TASK: Your answer should be only a number: how many lines include the word "Shore".

-- START OF DATASET CONTENT --

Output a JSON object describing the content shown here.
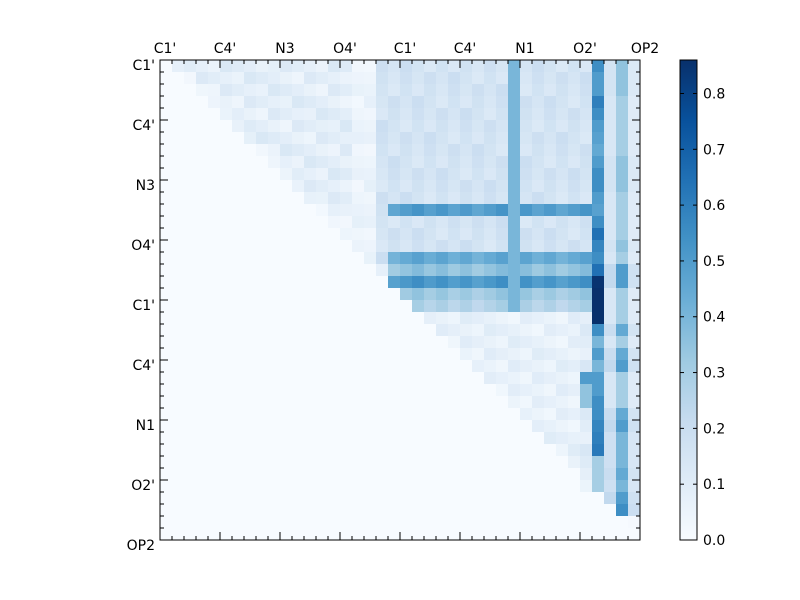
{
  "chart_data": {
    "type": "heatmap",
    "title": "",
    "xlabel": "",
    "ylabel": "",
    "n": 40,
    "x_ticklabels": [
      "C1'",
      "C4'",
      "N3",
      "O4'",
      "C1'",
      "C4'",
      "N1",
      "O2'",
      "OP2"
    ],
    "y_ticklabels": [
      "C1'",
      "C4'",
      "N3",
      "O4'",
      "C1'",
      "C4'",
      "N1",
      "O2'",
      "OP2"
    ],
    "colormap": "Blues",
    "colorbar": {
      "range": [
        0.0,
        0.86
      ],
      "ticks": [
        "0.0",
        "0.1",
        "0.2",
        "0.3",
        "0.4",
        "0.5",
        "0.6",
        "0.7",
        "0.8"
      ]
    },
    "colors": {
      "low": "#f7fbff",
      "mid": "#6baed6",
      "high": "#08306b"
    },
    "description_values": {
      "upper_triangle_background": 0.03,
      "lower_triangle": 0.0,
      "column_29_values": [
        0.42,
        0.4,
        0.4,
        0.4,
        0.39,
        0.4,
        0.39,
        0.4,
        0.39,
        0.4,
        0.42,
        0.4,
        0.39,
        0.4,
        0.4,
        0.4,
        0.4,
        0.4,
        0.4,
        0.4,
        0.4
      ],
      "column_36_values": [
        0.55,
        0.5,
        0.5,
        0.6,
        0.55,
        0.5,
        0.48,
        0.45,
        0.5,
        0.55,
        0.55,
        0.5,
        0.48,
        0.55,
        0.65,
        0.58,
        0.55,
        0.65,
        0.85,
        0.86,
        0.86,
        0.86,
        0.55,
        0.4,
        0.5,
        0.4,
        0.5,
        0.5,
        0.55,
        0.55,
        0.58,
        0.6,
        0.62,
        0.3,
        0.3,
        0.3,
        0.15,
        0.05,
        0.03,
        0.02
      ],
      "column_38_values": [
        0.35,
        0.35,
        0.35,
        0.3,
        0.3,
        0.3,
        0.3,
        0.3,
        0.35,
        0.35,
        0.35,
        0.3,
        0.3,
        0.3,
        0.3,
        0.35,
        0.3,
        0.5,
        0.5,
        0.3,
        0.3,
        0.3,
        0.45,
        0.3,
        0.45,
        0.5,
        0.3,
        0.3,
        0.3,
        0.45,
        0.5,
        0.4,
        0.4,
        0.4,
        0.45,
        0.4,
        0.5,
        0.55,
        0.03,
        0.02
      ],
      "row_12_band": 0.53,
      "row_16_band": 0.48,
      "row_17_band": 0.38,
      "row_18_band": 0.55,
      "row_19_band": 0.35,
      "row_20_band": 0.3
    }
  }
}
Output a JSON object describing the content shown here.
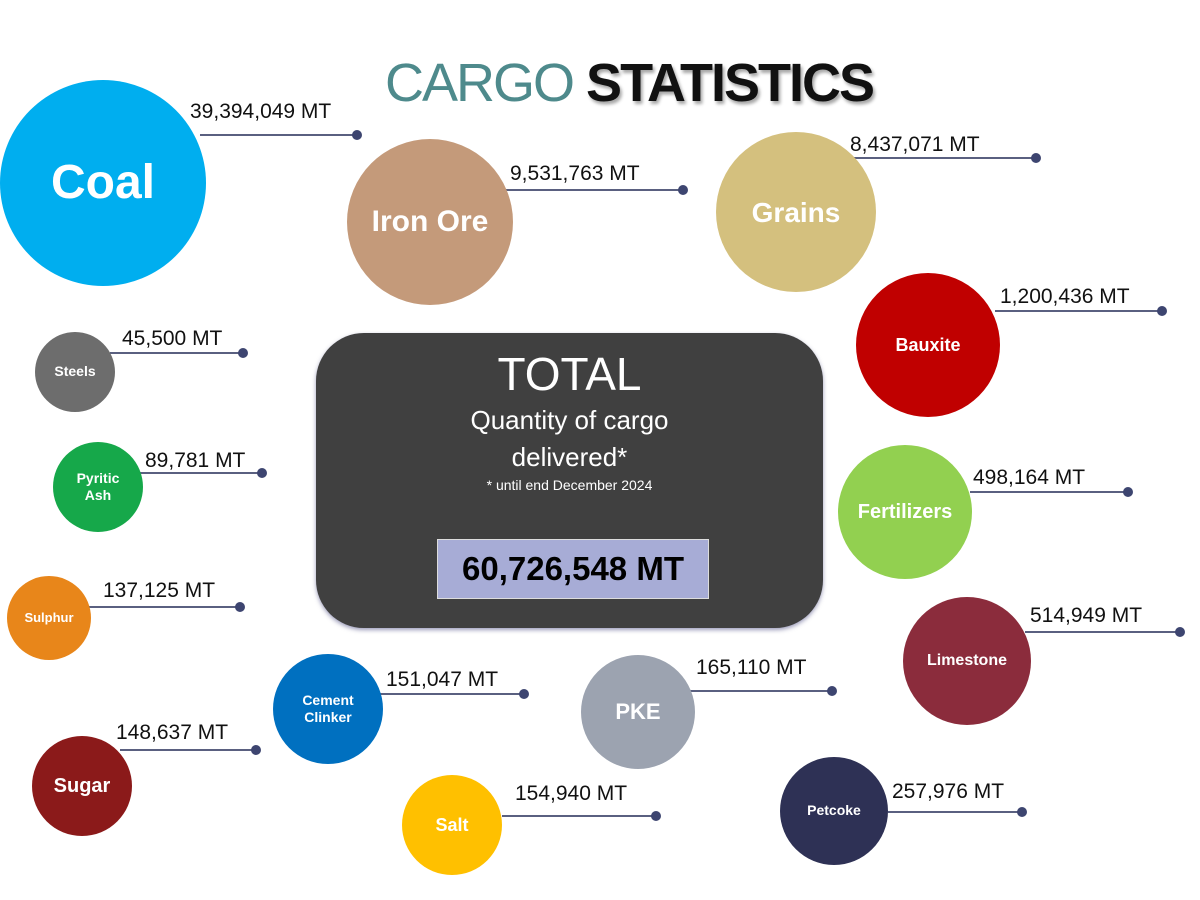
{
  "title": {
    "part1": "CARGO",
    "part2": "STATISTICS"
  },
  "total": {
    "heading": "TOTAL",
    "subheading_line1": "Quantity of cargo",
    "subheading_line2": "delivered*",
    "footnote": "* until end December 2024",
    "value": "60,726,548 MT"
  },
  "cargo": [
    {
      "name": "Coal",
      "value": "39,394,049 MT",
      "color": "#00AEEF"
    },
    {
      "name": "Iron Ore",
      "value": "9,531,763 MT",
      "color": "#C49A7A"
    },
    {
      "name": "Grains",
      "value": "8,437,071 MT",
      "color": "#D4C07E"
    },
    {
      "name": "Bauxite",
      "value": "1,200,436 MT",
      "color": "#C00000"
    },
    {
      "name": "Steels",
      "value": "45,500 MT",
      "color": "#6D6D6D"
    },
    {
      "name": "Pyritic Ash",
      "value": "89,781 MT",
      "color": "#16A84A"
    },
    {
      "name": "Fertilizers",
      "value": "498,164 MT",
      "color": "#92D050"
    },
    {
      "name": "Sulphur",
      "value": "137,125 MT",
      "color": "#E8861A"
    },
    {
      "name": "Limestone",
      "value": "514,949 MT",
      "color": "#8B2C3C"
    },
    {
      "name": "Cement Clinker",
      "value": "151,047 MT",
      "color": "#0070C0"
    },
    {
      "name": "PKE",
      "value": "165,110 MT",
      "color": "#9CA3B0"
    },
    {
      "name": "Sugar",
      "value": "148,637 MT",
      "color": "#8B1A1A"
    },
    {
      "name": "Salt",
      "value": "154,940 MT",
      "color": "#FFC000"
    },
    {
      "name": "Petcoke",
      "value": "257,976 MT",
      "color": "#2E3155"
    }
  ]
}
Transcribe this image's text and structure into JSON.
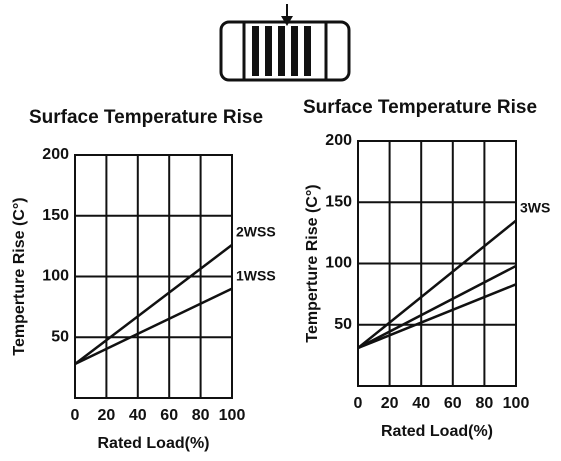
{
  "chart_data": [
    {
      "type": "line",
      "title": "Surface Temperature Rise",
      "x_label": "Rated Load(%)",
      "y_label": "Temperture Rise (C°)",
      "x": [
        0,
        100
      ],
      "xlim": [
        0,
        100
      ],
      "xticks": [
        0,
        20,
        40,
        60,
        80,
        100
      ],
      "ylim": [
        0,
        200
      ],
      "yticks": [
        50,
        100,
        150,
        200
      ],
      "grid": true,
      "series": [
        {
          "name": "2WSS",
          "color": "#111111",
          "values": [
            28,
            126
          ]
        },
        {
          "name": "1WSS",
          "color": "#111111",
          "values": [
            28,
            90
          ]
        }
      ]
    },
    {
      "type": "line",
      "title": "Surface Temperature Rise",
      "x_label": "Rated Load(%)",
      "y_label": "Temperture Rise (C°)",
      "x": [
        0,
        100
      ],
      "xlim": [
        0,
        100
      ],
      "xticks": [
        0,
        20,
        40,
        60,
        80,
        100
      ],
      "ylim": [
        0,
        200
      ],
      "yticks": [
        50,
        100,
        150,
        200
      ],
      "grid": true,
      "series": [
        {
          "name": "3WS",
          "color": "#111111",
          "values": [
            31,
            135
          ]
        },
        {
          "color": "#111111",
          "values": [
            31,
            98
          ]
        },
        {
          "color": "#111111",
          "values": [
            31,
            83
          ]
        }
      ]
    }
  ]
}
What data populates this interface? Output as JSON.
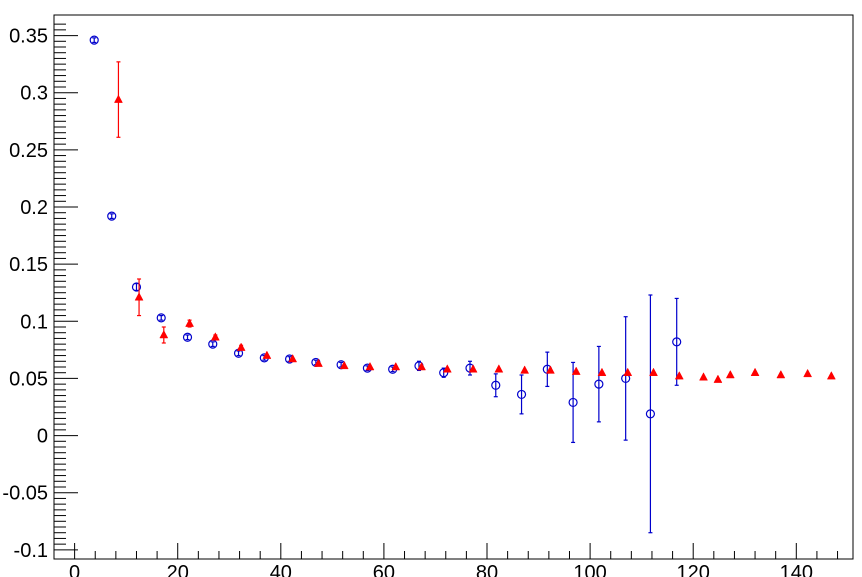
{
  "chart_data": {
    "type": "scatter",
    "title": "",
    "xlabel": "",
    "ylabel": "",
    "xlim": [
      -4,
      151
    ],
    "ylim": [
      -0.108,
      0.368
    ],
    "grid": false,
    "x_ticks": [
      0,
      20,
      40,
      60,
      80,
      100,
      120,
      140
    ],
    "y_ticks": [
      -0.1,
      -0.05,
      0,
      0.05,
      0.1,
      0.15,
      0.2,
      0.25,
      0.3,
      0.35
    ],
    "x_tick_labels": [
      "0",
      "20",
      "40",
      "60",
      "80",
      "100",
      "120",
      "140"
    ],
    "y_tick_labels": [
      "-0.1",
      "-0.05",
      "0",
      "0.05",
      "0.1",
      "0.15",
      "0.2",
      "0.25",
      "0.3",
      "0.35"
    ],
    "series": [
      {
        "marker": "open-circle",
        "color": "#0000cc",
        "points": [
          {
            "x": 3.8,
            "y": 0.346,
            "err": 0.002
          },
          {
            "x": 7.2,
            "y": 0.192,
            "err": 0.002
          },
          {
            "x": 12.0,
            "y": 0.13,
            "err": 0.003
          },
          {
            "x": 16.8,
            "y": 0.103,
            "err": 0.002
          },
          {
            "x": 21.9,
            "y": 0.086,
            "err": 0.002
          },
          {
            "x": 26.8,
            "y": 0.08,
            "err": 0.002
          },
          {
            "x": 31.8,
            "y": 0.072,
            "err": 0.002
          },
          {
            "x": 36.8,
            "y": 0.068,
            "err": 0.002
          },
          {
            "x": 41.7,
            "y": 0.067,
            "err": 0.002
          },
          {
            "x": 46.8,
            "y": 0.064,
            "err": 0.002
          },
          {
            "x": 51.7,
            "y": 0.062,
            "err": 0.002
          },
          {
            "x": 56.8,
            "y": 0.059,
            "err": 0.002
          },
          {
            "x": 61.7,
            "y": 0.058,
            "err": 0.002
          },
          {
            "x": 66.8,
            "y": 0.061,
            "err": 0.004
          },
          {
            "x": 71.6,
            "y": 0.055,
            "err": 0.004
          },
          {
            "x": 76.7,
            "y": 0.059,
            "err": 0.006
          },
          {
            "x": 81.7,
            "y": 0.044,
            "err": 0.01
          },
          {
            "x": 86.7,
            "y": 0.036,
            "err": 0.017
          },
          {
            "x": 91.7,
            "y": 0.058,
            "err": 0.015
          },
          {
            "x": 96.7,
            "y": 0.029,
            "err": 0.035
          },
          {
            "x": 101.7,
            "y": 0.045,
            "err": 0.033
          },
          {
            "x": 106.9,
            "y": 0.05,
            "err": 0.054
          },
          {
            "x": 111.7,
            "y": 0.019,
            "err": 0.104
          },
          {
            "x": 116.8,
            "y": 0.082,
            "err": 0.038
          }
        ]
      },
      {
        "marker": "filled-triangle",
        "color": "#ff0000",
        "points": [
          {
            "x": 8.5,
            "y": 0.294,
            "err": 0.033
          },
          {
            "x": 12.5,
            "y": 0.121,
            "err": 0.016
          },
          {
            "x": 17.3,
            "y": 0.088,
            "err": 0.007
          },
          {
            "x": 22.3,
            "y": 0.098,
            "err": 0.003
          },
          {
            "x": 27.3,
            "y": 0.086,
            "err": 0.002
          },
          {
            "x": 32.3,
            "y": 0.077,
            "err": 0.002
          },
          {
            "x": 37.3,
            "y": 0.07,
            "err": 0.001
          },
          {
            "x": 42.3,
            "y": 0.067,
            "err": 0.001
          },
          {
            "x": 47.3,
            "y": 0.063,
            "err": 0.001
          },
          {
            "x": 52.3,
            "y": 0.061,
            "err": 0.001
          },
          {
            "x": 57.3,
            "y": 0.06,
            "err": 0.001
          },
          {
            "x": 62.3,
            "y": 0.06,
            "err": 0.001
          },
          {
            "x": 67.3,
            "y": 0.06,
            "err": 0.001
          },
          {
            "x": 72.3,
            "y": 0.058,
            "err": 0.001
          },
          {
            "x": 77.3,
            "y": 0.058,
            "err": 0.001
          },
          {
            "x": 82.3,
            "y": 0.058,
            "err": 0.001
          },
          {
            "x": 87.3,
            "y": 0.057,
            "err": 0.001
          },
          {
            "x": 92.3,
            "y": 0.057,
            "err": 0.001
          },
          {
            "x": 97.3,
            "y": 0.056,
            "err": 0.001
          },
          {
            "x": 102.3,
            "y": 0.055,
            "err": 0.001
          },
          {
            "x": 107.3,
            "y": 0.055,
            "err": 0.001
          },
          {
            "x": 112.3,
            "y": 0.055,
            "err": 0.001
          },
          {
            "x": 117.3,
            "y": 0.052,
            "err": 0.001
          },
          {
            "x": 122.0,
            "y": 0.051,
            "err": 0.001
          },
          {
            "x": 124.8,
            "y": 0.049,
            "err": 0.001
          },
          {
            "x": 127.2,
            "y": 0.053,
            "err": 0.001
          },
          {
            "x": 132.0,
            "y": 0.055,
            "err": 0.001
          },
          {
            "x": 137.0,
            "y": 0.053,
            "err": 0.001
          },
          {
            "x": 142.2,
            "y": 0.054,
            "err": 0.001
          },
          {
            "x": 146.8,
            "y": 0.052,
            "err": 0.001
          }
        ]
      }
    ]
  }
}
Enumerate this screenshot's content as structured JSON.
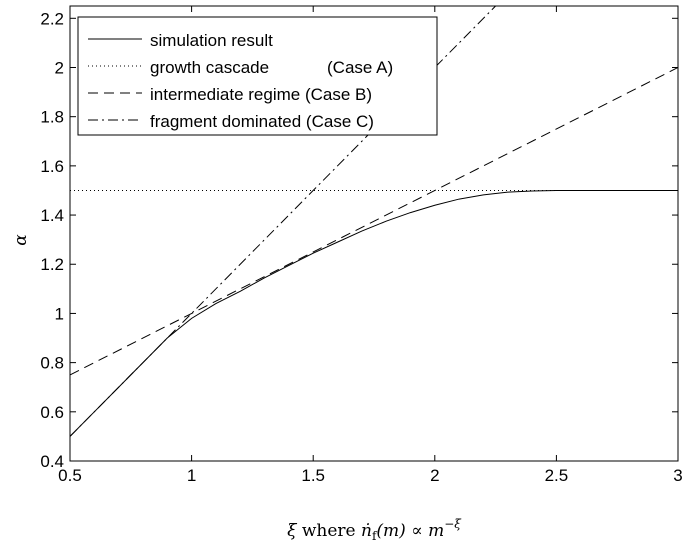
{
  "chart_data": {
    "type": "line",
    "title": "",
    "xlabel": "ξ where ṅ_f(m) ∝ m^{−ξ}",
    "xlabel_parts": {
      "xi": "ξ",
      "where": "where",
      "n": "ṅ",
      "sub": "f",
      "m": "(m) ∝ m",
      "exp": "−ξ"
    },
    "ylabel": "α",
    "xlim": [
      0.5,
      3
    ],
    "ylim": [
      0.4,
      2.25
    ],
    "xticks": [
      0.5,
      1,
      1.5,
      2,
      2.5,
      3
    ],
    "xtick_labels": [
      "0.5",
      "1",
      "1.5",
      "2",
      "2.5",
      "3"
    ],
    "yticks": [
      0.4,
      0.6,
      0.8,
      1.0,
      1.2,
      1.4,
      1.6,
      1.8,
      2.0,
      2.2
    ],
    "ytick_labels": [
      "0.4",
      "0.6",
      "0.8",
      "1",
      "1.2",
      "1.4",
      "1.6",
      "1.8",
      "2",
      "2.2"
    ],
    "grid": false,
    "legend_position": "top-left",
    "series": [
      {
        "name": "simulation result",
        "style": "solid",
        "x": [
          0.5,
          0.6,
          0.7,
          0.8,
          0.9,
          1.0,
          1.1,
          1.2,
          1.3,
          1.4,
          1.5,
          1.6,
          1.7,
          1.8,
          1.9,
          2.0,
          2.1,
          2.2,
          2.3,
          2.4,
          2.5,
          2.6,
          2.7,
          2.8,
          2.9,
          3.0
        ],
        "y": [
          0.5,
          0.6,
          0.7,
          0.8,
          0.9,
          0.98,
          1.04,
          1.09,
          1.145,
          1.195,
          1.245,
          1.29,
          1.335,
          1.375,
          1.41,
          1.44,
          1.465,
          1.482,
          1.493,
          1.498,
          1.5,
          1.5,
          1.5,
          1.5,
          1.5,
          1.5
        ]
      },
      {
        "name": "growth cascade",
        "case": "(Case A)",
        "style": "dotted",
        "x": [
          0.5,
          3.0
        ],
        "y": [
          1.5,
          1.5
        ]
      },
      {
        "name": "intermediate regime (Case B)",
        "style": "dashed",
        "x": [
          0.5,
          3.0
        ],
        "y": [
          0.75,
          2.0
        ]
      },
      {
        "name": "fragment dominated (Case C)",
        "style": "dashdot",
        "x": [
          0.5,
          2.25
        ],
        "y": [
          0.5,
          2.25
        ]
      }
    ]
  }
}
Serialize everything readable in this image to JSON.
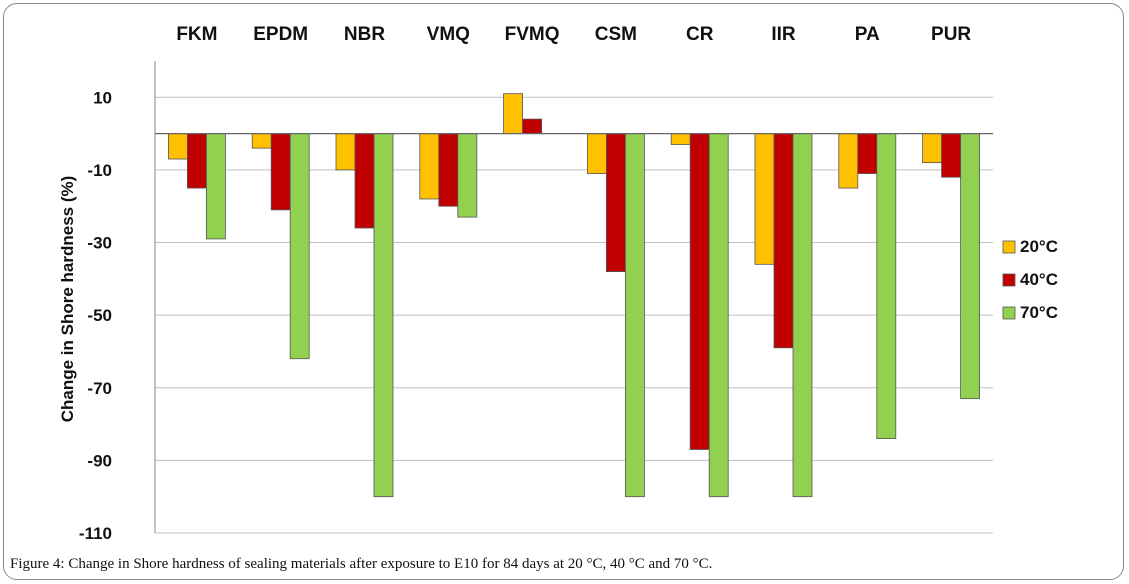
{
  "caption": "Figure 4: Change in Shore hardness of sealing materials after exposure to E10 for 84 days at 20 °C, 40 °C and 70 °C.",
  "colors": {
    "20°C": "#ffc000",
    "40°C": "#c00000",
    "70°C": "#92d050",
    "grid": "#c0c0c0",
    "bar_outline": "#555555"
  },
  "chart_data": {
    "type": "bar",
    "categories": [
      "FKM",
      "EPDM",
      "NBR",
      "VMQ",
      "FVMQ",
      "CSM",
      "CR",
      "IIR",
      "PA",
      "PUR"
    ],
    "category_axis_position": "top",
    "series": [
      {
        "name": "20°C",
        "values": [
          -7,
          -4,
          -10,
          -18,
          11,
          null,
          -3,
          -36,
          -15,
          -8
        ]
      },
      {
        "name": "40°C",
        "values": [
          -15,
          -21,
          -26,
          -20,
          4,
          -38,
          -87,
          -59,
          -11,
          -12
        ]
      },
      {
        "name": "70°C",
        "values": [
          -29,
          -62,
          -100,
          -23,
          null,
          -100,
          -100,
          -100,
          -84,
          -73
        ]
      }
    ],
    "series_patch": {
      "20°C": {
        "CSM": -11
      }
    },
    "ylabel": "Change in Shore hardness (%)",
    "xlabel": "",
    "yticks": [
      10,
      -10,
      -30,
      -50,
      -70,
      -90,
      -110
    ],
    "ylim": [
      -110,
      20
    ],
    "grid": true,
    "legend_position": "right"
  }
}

-- END OF DATASET CONTENT --

EXPECTED ANSWER: 2